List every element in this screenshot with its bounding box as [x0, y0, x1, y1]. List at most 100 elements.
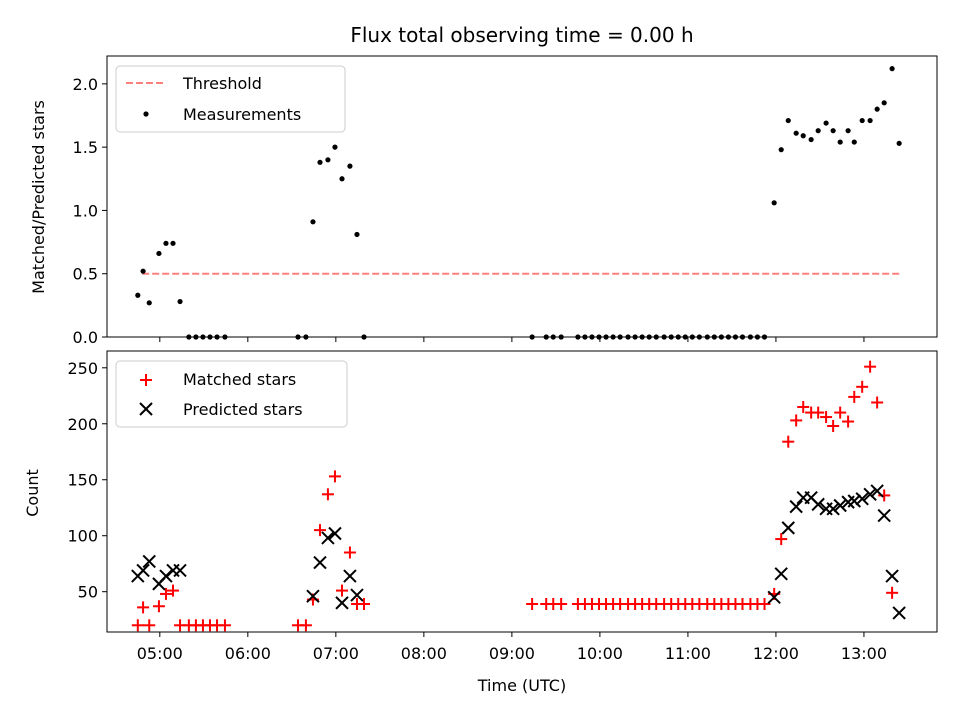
x-tick-label: 11:00	[665, 644, 711, 663]
matched-star-point	[299, 619, 312, 632]
predicted-star-point	[173, 563, 187, 578]
measurement-point	[347, 163, 353, 169]
measurement-point	[156, 250, 162, 257]
measurements-legend-label: Measurements	[183, 105, 301, 124]
bottom-plot-frame	[106, 350, 938, 633]
predicted-star-point	[892, 606, 906, 620]
predicted-star-point	[313, 555, 327, 570]
top-plot-frame	[106, 55, 938, 338]
x-tick-label: 10:00	[577, 644, 623, 663]
measurement-point	[800, 133, 806, 139]
measurement-point	[874, 106, 880, 112]
predicted-star-point	[789, 499, 803, 514]
measurement-point	[317, 159, 323, 165]
matched-star-point	[167, 584, 180, 597]
measurement-point	[332, 144, 338, 150]
matched-star-point	[321, 488, 334, 501]
bottom-y-tick-label: 150	[67, 471, 98, 490]
bottom-legend: Matched stars Predicted stars	[115, 360, 348, 428]
matched-star-point	[555, 598, 568, 611]
matched-star-point	[782, 435, 795, 448]
top-y-tick-label: 0.0	[73, 328, 98, 347]
measurements-legend-marker	[143, 111, 149, 117]
matched-star-point	[871, 396, 884, 409]
predicted-star-point	[781, 521, 795, 535]
measurement-point	[867, 117, 873, 124]
matched-star-point	[131, 619, 144, 632]
measurement-point	[170, 240, 176, 246]
measurement-point	[808, 136, 814, 143]
matched-star-point	[314, 524, 327, 537]
predicted-star-point	[306, 589, 320, 603]
predicted-star-point	[136, 563, 150, 578]
measurement-point	[177, 298, 183, 305]
measurement-point	[325, 157, 331, 163]
matched-star-point	[820, 411, 833, 424]
matched-star-point	[886, 586, 899, 599]
top-panel: Flux total observing time = 0.00 h Match…	[29, 23, 938, 347]
matched-star-point	[790, 414, 803, 427]
matched-star-point	[143, 619, 156, 632]
bottom-panel: Count Time (UTC) 50 100 150 200 250 05:00 06:0…	[23, 350, 938, 695]
top-y-tick-label: 2.0	[73, 75, 98, 94]
bottom-y-tick-label: 200	[67, 415, 98, 434]
predicted-star-point	[826, 502, 840, 516]
predicted-star-point	[335, 596, 349, 610]
predicted-star-point	[885, 569, 899, 583]
predicted-star-point	[350, 588, 364, 602]
predicted-star-point	[811, 497, 825, 512]
matched-star-point	[775, 533, 788, 546]
matched-star-point	[358, 598, 371, 611]
predicted-star-point	[855, 492, 869, 506]
measurement-point	[837, 139, 843, 145]
top-y-tick-label: 0.5	[73, 265, 98, 284]
measurement-point	[845, 128, 851, 134]
matched-star-point	[526, 598, 539, 611]
predicted-legend-label: Predicted stars	[183, 400, 303, 419]
matched-star-point	[797, 400, 810, 413]
top-legend: Threshold Measurements	[115, 65, 346, 133]
measurement-point	[771, 200, 777, 206]
matched-star-point	[159, 587, 172, 600]
matched-star-point	[834, 406, 847, 419]
bottom-y-tick-label: 250	[67, 359, 98, 378]
bottom-y-axis-label: Count	[23, 469, 42, 517]
matched-star-point	[864, 360, 877, 373]
predicted-star-point	[328, 526, 342, 541]
predicted-star-point	[870, 484, 884, 498]
matched-legend-label: Matched stars	[183, 370, 296, 389]
x-tick-label: 05:00	[137, 644, 183, 663]
bottom-plot-area: 50 100 150 200 250 05:00 06:00 07:00 08:00 09:00 1…	[67, 359, 906, 663]
threshold-legend-label: Threshold	[182, 74, 262, 93]
matched-star-point	[827, 420, 840, 433]
matched-star-point	[328, 470, 341, 483]
predicted-star-point	[159, 569, 173, 583]
matched-star-point	[137, 601, 150, 614]
measurement-point	[354, 231, 360, 238]
matched-star-point	[218, 619, 231, 632]
x-tick-label: 12:00	[753, 644, 799, 663]
measurement-point	[339, 176, 345, 182]
matched-star-point	[152, 600, 165, 613]
top-y-axis-label: Matched/Predicted stars	[29, 100, 48, 294]
x-tick-label: 08:00	[401, 644, 447, 663]
predicted-star-point	[142, 554, 156, 569]
x-tick-label: 06:00	[225, 644, 271, 663]
measurement-point	[310, 219, 316, 225]
matched-star-point	[336, 584, 349, 597]
measurement-point	[146, 300, 152, 306]
measurement-point	[815, 128, 821, 134]
measurement-point	[830, 128, 836, 134]
predicted-star-point	[877, 508, 891, 523]
matched-star-point	[758, 598, 771, 611]
measurement-point	[859, 117, 865, 124]
measurement-point	[881, 100, 887, 106]
predicted-star-point	[863, 487, 877, 502]
bottom-legend-box	[115, 360, 348, 428]
x-tick-label: 07:00	[313, 644, 359, 663]
matched-star-point	[878, 489, 891, 502]
measurement-point	[785, 117, 791, 124]
matched-star-point	[343, 546, 356, 559]
measurement-point	[163, 240, 169, 246]
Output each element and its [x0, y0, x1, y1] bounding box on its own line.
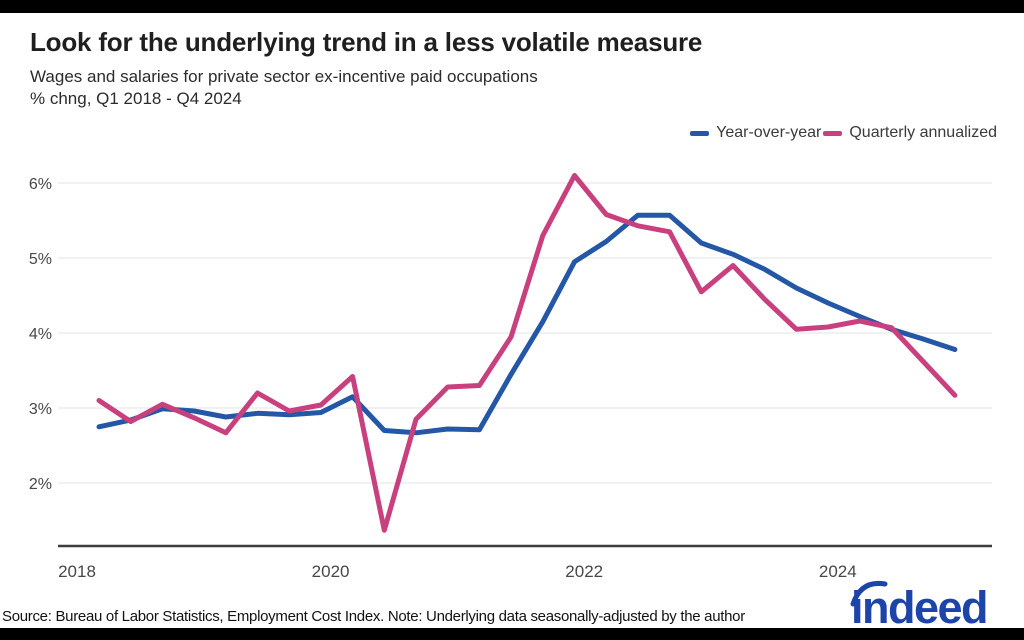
line-chart-plot-area: 6% 5% 4% 3% 2% 2018 2020 2022 2024 [29, 173, 992, 581]
y-axis-tick-label: 4% [29, 326, 52, 343]
chart-title: Look for the underlying trend in a less … [30, 27, 703, 57]
legend-label-yoy: Year-over-year [716, 124, 822, 141]
x-axis-tick-label: 2020 [312, 562, 350, 581]
indeed-logo-arc-icon [850, 580, 888, 607]
y-axis-tick-label: 6% [29, 176, 52, 193]
y-axis-tick-label: 5% [29, 251, 52, 268]
legend-swatch [823, 130, 843, 136]
source-note: Source: Bureau of Labor Statistics, Empl… [2, 608, 745, 625]
legend-item-quarterly: Quarterly annualized [823, 124, 997, 142]
y-axis-tick-label: 2% [29, 476, 52, 493]
legend-item-yoy: Year-over-year [690, 124, 821, 142]
legend-label-quarterly: Quarterly annualized [849, 124, 997, 141]
series-line-year-over-year [96, 212, 958, 436]
legend: Year-over-year Quarterly annualized [690, 124, 997, 142]
legend-swatch [690, 130, 710, 136]
chart-date-range: % chng, Q1 2018 - Q4 2024 [30, 89, 242, 108]
indeed-logo-text: indeed [851, 582, 987, 630]
indeed-logo: indeed [850, 580, 989, 630]
series-line-quarterly-annualized [96, 173, 958, 533]
x-axis-tick-label: 2022 [565, 562, 603, 581]
y-axis-tick-label: 3% [29, 401, 52, 418]
x-axis-tick-label: 2018 [58, 562, 96, 581]
top-black-bar [0, 0, 1024, 13]
x-axis-tick-label: 2024 [819, 562, 857, 581]
chart-subtitle: Wages and salaries for private sector ex… [30, 67, 538, 86]
bottom-black-bar [0, 628, 1024, 640]
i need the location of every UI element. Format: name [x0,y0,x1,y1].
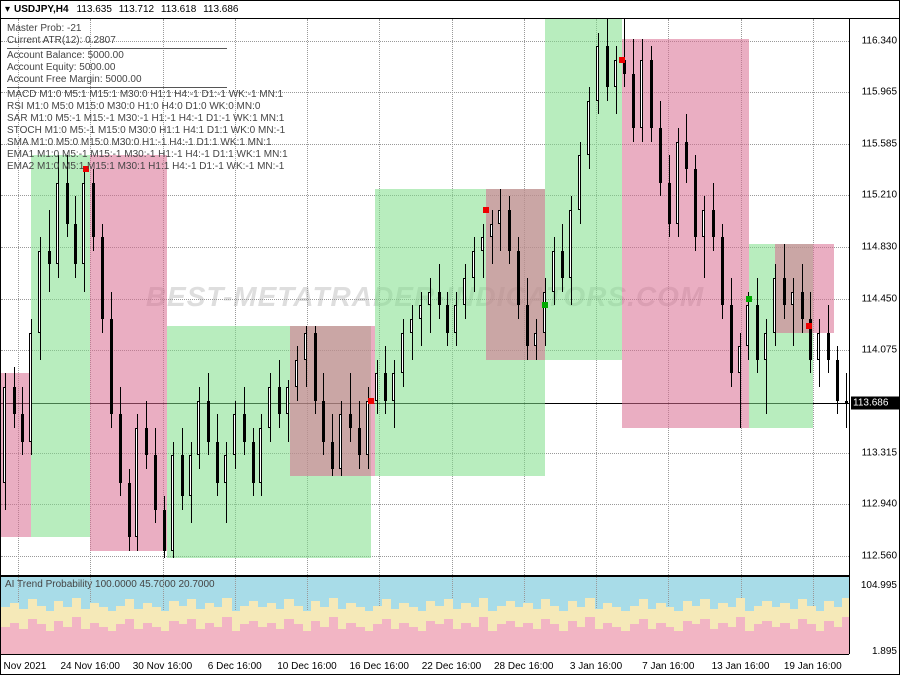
x-tick: 13 Jan 16:00 [712,661,770,672]
sub-y-tick: 104.995 [861,580,897,591]
ind-rsi: RSI M1:0 M5:0 M15:0 M30:0 H1:0 H4:0 D1:0… [7,101,288,113]
y-tick: 113.315 [862,448,897,459]
account-equity: Account Equity: 5000.00 [7,62,288,74]
signal-arrow-green [542,302,548,308]
y-tick: 112.560 [862,551,897,562]
x-tick: 19 Jan 16:00 [784,661,842,672]
ind-sma: SMA M1:0 M5:0 M15:0 M30:0 H1:-1 H4:-1 D1… [7,137,288,149]
y-tick: 114.450 [862,293,897,304]
sub-indicator-panel[interactable]: AI Trend Probability 100.0000 45.7000 20… [1,576,849,654]
x-tick: 10 Dec 16:00 [277,661,337,672]
atr-value: Current ATR(12): 0.2807 [7,35,288,47]
signal-arrow-red [483,207,489,213]
price-y-axis: 116.340 115.965 115.585 115.210 114.830 114.4… [849,19,899,576]
y-tick: 115.210 [862,189,897,200]
symbol-label: USDJPY,H4 [14,4,68,15]
close-icon[interactable]: ▾ [5,4,10,15]
ohlc-values: 113.635 113.712 113.618 113.686 [77,4,243,15]
ind-ema2: EMA2 M1:0 M5:1 M15:1 M30:1 H1:1 H4:-1 D1… [7,161,288,173]
x-tick: 6 Dec 16:00 [208,661,262,672]
x-tick: 24 Nov 16:00 [61,661,121,672]
account-margin: Account Free Margin: 5000.00 [7,74,288,86]
y-tick: 114.075 [862,344,897,355]
x-tick: 18 Nov 2021 [0,661,46,672]
y-tick: 115.585 [862,138,897,149]
chart-header: ▾ USDJPY,H4 113.635 113.712 113.618 113.… [1,1,899,19]
y-tick: 115.965 [862,86,897,97]
x-tick: 28 Dec 16:00 [494,661,554,672]
master-prob: Master Prob: -21 [7,23,288,35]
ind-macd: MACD M1:0 M5:1 M15:1 M30:0 H1:1 H4:-1 D1… [7,89,288,101]
y-tick: 112.940 [862,499,897,510]
ind-sar: SAR M1:0 M5:-1 M15:-1 M30:-1 H1:-1 H4:-1… [7,113,288,125]
signal-arrow-green [746,296,752,302]
zone-green [545,19,622,360]
y-tick: 114.830 [862,241,897,252]
current-price-marker: 113.686 [851,396,899,409]
signal-arrow-red [619,57,625,63]
signal-arrow-red [368,398,374,404]
x-tick: 7 Jan 16:00 [642,661,694,672]
x-tick: 16 Dec 16:00 [350,661,410,672]
x-tick: 22 Dec 16:00 [422,661,482,672]
y-tick: 116.340 [862,35,897,46]
signal-arrow-red [806,323,812,329]
sub-y-tick: 1.895 [872,646,897,657]
info-overlay: Master Prob: -21 Current ATR(12): 0.2807… [7,23,288,173]
chart-container: ▾ USDJPY,H4 113.635 113.712 113.618 113.… [0,0,900,675]
grid-h [1,556,849,557]
account-balance: Account Balance: 5000.00 [7,50,288,62]
time-x-axis: 18 Nov 2021 24 Nov 16:00 30 Nov 16:00 6 Dec… [1,654,849,674]
x-tick: 3 Jan 16:00 [570,661,622,672]
ind-ema1: EMA1 M1:0 M5:-1 M15:-1 M30:-1 H1:-1 H4:-… [7,149,288,161]
ind-stoch: STOCH M1:0 M5:-1 M15:0 M30:0 H1:1 H4:1 D… [7,125,288,137]
sub-y-axis: 104.995 1.895 [849,576,899,654]
sub-label: AI Trend Probability 100.0000 45.7000 20… [5,579,215,590]
x-tick: 30 Nov 16:00 [133,661,193,672]
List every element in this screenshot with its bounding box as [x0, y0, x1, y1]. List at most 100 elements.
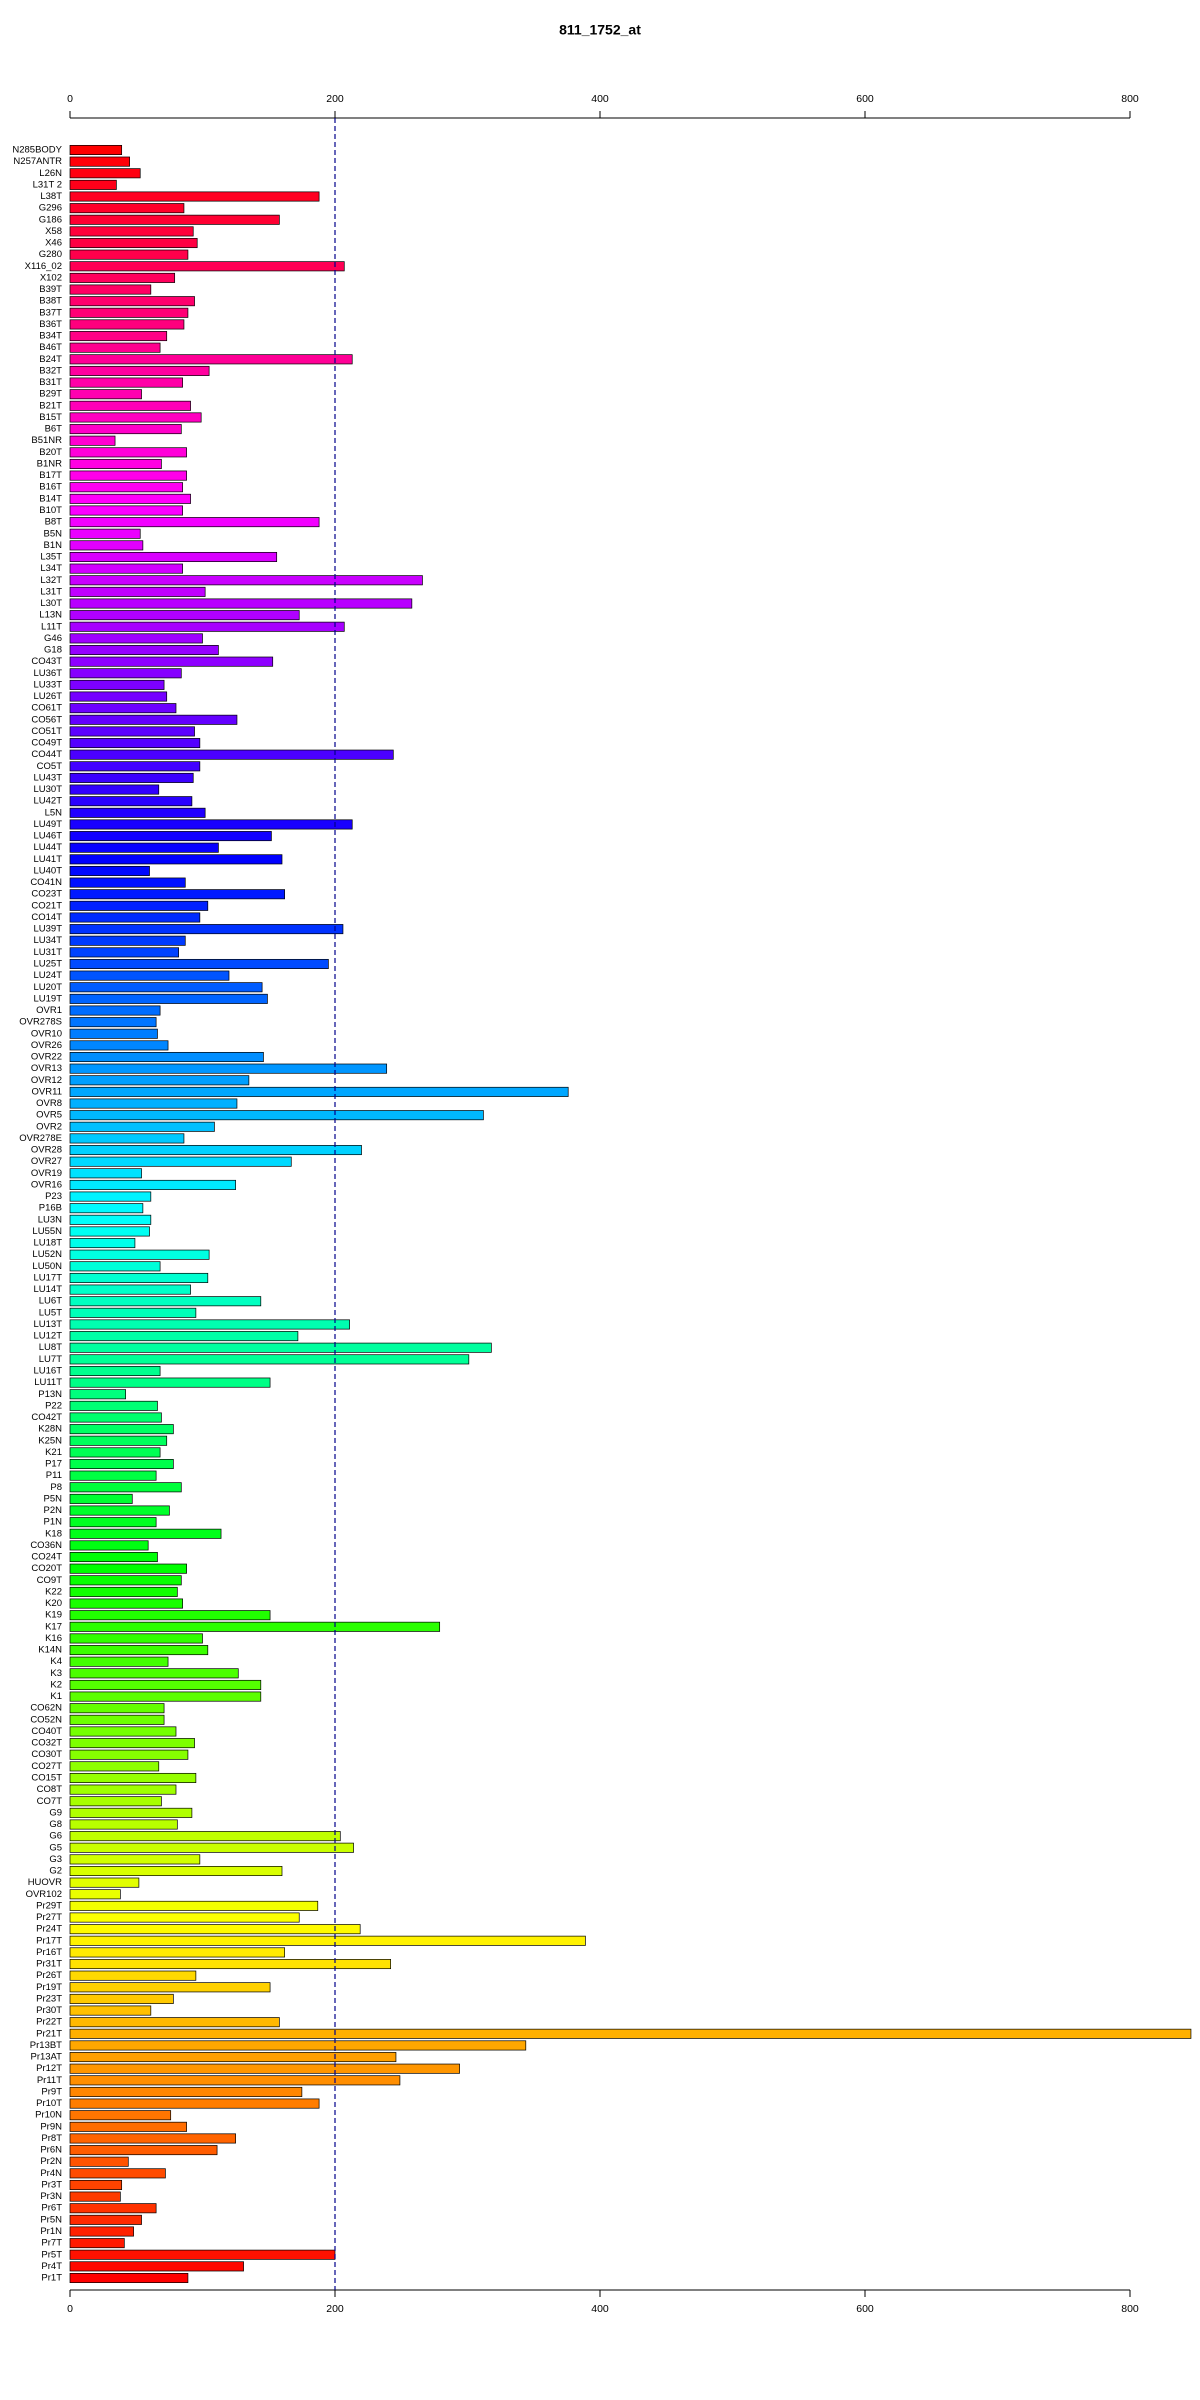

▶ [Work to do]
Copy out, without any change, the lines of the material from the one containing "line-chart-plot-area: 6% 5%" up to and including the one containing "y-axis-tick-label: 6% [29, 176, 52, 193]".

▶ [Response to the exercise]
line-chart-plot-area: 6% 5% 4% 3% 2% 2018 2020 2022 2024 [29, 173, 992, 581]
y-axis-tick-label: 4% [29, 326, 52, 343]
chart-title: Look for the underlying trend in a less … [30, 27, 703, 57]
legend-label-yoy: Year-over-year [716, 124, 822, 141]
x-axis-tick-label: 2020 [312, 562, 350, 581]
indeed-logo-arc-icon [850, 580, 888, 607]
y-axis-tick-label: 6% [29, 176, 52, 193]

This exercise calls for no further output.